[Task objective] Go through the listing below and gather every line with the word "lagi".

[Dataset excerpts]
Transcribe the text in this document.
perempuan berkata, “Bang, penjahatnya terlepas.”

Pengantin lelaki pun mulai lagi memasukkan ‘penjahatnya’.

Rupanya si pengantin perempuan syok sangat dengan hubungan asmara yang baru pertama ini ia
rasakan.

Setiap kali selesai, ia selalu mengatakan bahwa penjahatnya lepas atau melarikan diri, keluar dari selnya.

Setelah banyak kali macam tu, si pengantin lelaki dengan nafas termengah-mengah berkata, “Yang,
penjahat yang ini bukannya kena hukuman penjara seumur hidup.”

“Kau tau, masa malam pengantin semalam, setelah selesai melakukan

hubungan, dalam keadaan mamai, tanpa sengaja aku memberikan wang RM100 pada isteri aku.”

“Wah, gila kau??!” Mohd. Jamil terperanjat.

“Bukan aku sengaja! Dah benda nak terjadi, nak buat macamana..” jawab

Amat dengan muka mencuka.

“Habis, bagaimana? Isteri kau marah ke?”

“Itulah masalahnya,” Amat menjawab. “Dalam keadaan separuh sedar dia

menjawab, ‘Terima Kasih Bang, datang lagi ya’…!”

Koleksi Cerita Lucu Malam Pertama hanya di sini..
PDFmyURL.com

[Complete response]
Pengantin lelaki pun mulai lagi memasukkan ‘penjahatnya’.
menjawab, ‘Terima Kasih Bang, datang lagi ya’…!”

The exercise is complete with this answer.